WHAT THE TASK REQUIRES: Locate each line in the records containing "Volume". Copy it.

RECORDS FOR THIS TASK:
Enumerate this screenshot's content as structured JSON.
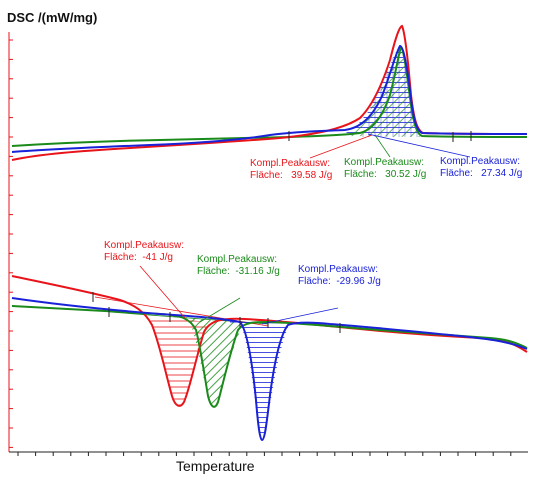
{
  "chart_data": {
    "type": "line",
    "ylabel": "DSC /(mW/mg)",
    "xlabel": "Temperature",
    "grid": false,
    "series": [
      {
        "color": "#e8141a"
      },
      {
        "color": "#1a8a1a"
      },
      {
        "color": "#1a22d8"
      }
    ],
    "annotations": [
      {
        "line1": "Kompl.Peakausw:",
        "line2": "Fläche:   39.58 J/g",
        "color": "#e8141a"
      },
      {
        "line1": "Kompl.Peakausw:",
        "line2": "Fläche:   30.52 J/g",
        "color": "#1a8a1a"
      },
      {
        "line1": "Kompl.Peakausw:",
        "line2": "Fläche:   27.34 J/g",
        "color": "#1a22d8"
      },
      {
        "line1": "Kompl.Peakausw:",
        "line2": "Fläche:  -41 J/g",
        "color": "#e8141a"
      },
      {
        "line1": "Kompl.Peakausw:",
        "line2": "Fläche:  -31.16 J/g",
        "color": "#1a8a1a"
      },
      {
        "line1": "Kompl.Peakausw:",
        "line2": "Fläche:  -29.96 J/g",
        "color": "#1a22d8"
      }
    ]
  }
}
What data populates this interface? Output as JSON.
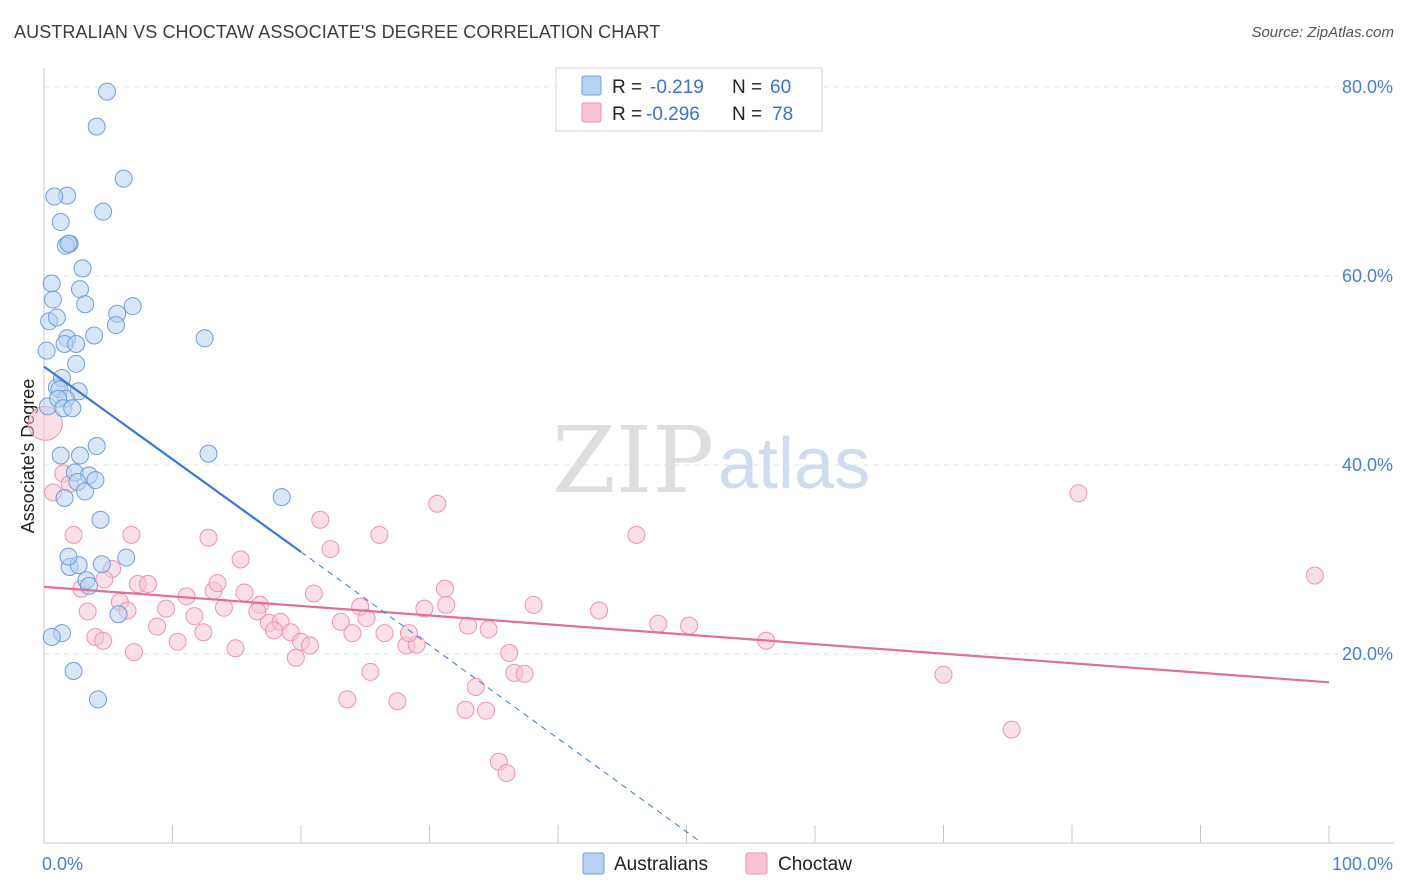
{
  "title": "AUSTRALIAN VS CHOCTAW ASSOCIATE'S DEGREE CORRELATION CHART",
  "source": "Source: ZipAtlas.com",
  "watermark": {
    "zip": "ZIP",
    "atlas": "atlas"
  },
  "colors": {
    "australians_fill": "#b8d1f3",
    "australians_stroke": "#6e9fe0",
    "australians_line": "#3a78d6",
    "choctaw_fill": "#f8c4d4",
    "choctaw_stroke": "#ee93b2",
    "choctaw_line": "#e0709a",
    "tick_text": "#4a7fd4",
    "grid": "#e2e2e2"
  },
  "legend_stats": [
    {
      "r_label": "R =",
      "r_value": "-0.219",
      "n_label": "N =",
      "n_value": "60"
    },
    {
      "r_label": "R =",
      "r_value": "-0.296",
      "n_label": "N =",
      "n_value": "78"
    }
  ],
  "chart_data": {
    "type": "scatter",
    "xlabel": "",
    "ylabel": "Associate's Degree",
    "xlim": [
      0,
      100
    ],
    "ylim": [
      0,
      82
    ],
    "x_tick_labels": [
      "0.0%",
      "100.0%"
    ],
    "y_ticks": [
      20,
      40,
      60,
      80
    ],
    "y_tick_labels": [
      "20.0%",
      "40.0%",
      "60.0%",
      "80.0%"
    ],
    "grid": true,
    "legend_position": "bottom-center",
    "series": [
      {
        "name": "Australians",
        "x": [
          4.9,
          4.1,
          1.8,
          2.0,
          6.2,
          0.8,
          1.3,
          1.7,
          1.9,
          4.6,
          3.0,
          0.6,
          0.7,
          0.4,
          2.8,
          3.2,
          5.7,
          6.9,
          1.8,
          0.2,
          1.6,
          2.5,
          0.3,
          1.0,
          1.4,
          1.2,
          2.7,
          1.7,
          1.1,
          1.5,
          2.2,
          3.9,
          5.6,
          2.5,
          1.6,
          2.8,
          1.3,
          2.4,
          3.5,
          2.6,
          4.1,
          3.2,
          4.4,
          6.4,
          2.0,
          2.7,
          3.3,
          1.9,
          3.5,
          1.4,
          0.6,
          5.8,
          2.3,
          4.2,
          4.0,
          4.5,
          1.0,
          12.5,
          12.8,
          18.5
        ],
        "y": [
          79.5,
          75.8,
          68.5,
          63.4,
          70.3,
          68.4,
          65.7,
          63.2,
          63.4,
          66.8,
          60.8,
          59.2,
          57.5,
          55.2,
          58.6,
          57.0,
          56.0,
          56.8,
          53.4,
          52.1,
          52.8,
          52.8,
          46.2,
          48.2,
          49.2,
          48.0,
          47.8,
          47.0,
          47.0,
          46.0,
          46.0,
          53.7,
          54.8,
          50.7,
          36.5,
          41.0,
          41.0,
          39.2,
          38.9,
          38.2,
          42.0,
          37.2,
          34.2,
          30.2,
          29.2,
          29.4,
          27.8,
          30.3,
          27.2,
          22.2,
          21.8,
          24.2,
          18.2,
          15.2,
          38.4,
          29.5,
          55.6,
          53.4,
          41.2,
          36.6
        ]
      },
      {
        "name": "Choctaw",
        "x": [
          0.1,
          0.7,
          1.5,
          2.0,
          2.9,
          3.4,
          4.0,
          4.6,
          5.3,
          5.9,
          6.5,
          7.0,
          7.3,
          8.1,
          8.8,
          9.5,
          10.4,
          11.1,
          11.7,
          12.4,
          13.2,
          14.0,
          14.9,
          15.6,
          16.8,
          17.5,
          18.4,
          19.2,
          20.0,
          20.7,
          21.5,
          22.3,
          23.1,
          24.0,
          24.6,
          25.4,
          26.1,
          27.5,
          28.2,
          29.0,
          30.6,
          31.2,
          32.8,
          33.6,
          34.4,
          35.4,
          36.0,
          36.6,
          37.4,
          38.1,
          12.8,
          13.5,
          15.3,
          16.6,
          17.9,
          19.6,
          21.0,
          23.6,
          25.1,
          26.5,
          28.4,
          29.6,
          31.3,
          33.0,
          34.6,
          36.2,
          43.2,
          46.1,
          47.8,
          50.2,
          56.2,
          70.0,
          75.3,
          80.5,
          98.9,
          2.3,
          4.7,
          6.8
        ],
        "y": [
          44.4,
          37.1,
          39.1,
          38.0,
          26.9,
          24.5,
          21.8,
          21.4,
          29.0,
          25.5,
          24.6,
          20.2,
          27.4,
          27.4,
          22.9,
          24.8,
          21.3,
          26.1,
          24.0,
          22.3,
          26.7,
          24.9,
          20.6,
          26.5,
          25.2,
          23.3,
          23.4,
          22.3,
          21.3,
          20.9,
          34.2,
          31.1,
          23.4,
          22.2,
          25.0,
          18.1,
          32.6,
          15.0,
          20.9,
          21.0,
          35.9,
          26.9,
          14.1,
          16.5,
          14.0,
          8.6,
          7.4,
          18.0,
          17.9,
          25.2,
          32.3,
          27.5,
          30.0,
          24.5,
          22.5,
          19.6,
          26.4,
          15.2,
          23.8,
          22.2,
          22.2,
          24.8,
          25.2,
          23.0,
          22.6,
          20.1,
          24.6,
          32.6,
          23.2,
          23.0,
          21.4,
          17.8,
          12.0,
          37.0,
          28.3,
          32.6,
          27.9,
          32.6
        ]
      }
    ],
    "trend_lines": [
      {
        "series": "Australians",
        "x": [
          0,
          20
        ],
        "y": [
          50.4,
          30.8
        ],
        "extension_x": [
          20,
          51
        ],
        "extension_y": [
          30.8,
          0.2
        ]
      },
      {
        "series": "Choctaw",
        "x": [
          0,
          100
        ],
        "y": [
          27.1,
          17.0
        ]
      }
    ]
  }
}
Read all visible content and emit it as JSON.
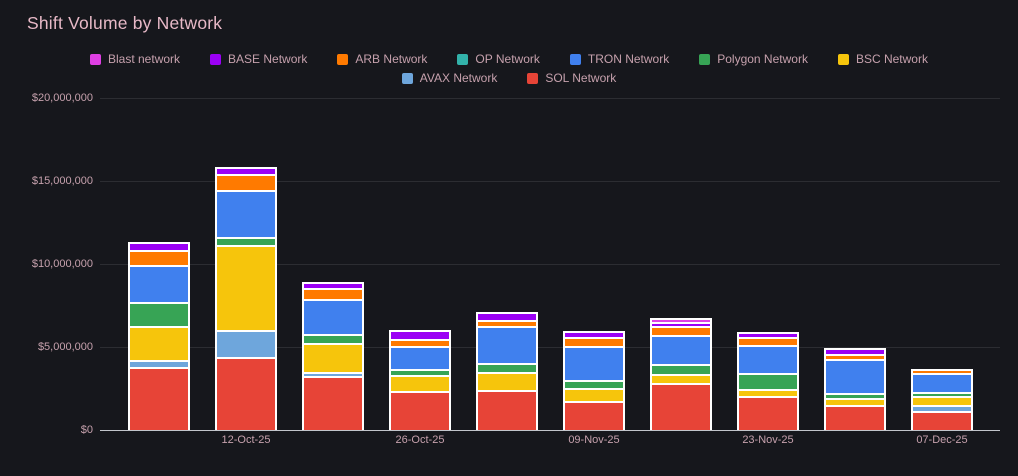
{
  "title": "Shift Volume by Network",
  "text_colors": {
    "title": "#e7b9c7",
    "axis": "#c6a1ad"
  },
  "background_color": "#16171c",
  "legend": {
    "items": [
      {
        "label": "Blast network",
        "color": "#df3fe3"
      },
      {
        "label": "BASE Network",
        "color": "#9b00f5"
      },
      {
        "label": "ARB Network",
        "color": "#ff7a00"
      },
      {
        "label": "OP Network",
        "color": "#32b2aa"
      },
      {
        "label": "TRON Network",
        "color": "#4080ee"
      },
      {
        "label": "Polygon Network",
        "color": "#37a455"
      },
      {
        "label": "BSC Network",
        "color": "#f6c50c"
      },
      {
        "label": "AVAX Network",
        "color": "#6ea6dc"
      },
      {
        "label": "SOL Network",
        "color": "#e74437"
      }
    ]
  },
  "chart_data": {
    "type": "bar",
    "stacked": true,
    "title": "Shift Volume by Network",
    "values_unit": "USD",
    "ylim": [
      0,
      20000000
    ],
    "grid": "horizontal",
    "legend_position": "top",
    "y_tick_labels": [
      "$0",
      "$5,000,000",
      "$10,000,000",
      "$15,000,000",
      "$20,000,000"
    ],
    "x_tick_labels": [
      "",
      "12-Oct-25",
      "",
      "26-Oct-25",
      "",
      "09-Nov-25",
      "",
      "23-Nov-25",
      "",
      "07-Dec-25"
    ],
    "stack_order_note": "series listed bottom-to-top of each stacked bar",
    "series": [
      {
        "name": "SOL Network",
        "color": "#e74437",
        "values": [
          3700000,
          4250000,
          3150000,
          2200000,
          2300000,
          1600000,
          2700000,
          1950000,
          1400000,
          1050000
        ]
      },
      {
        "name": "AVAX Network",
        "color": "#6ea6dc",
        "values": [
          280000,
          1500000,
          120000,
          0,
          0,
          0,
          0,
          0,
          0,
          230000
        ]
      },
      {
        "name": "BSC Network",
        "color": "#f6c50c",
        "values": [
          1900000,
          5000000,
          1600000,
          850000,
          950000,
          650000,
          400000,
          330000,
          290000,
          420000
        ]
      },
      {
        "name": "Polygon Network",
        "color": "#37a455",
        "values": [
          1350000,
          350000,
          450000,
          240000,
          400000,
          350000,
          500000,
          850000,
          200000,
          130000
        ]
      },
      {
        "name": "TRON Network",
        "color": "#4080ee",
        "values": [
          2100000,
          2700000,
          2000000,
          1250000,
          2100000,
          1900000,
          1600000,
          1550000,
          1950000,
          1050000
        ]
      },
      {
        "name": "OP Network",
        "color": "#32b2aa",
        "values": [
          0,
          0,
          0,
          0,
          0,
          0,
          0,
          0,
          0,
          0
        ]
      },
      {
        "name": "ARB Network",
        "color": "#ff7a00",
        "values": [
          780000,
          850000,
          550000,
          280000,
          250000,
          450000,
          450000,
          350000,
          160000,
          130000
        ]
      },
      {
        "name": "BASE Network",
        "color": "#9b00f5",
        "values": [
          380000,
          300000,
          260000,
          450000,
          350000,
          240000,
          140000,
          160000,
          250000,
          0
        ]
      },
      {
        "name": "Blast network",
        "color": "#df3fe3",
        "values": [
          0,
          0,
          0,
          0,
          0,
          0,
          100000,
          0,
          0,
          0
        ]
      }
    ]
  }
}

CORRECT RESPONSE:
  "title": "Shift Volume by Network",
    "title": "Shift Volume by Network",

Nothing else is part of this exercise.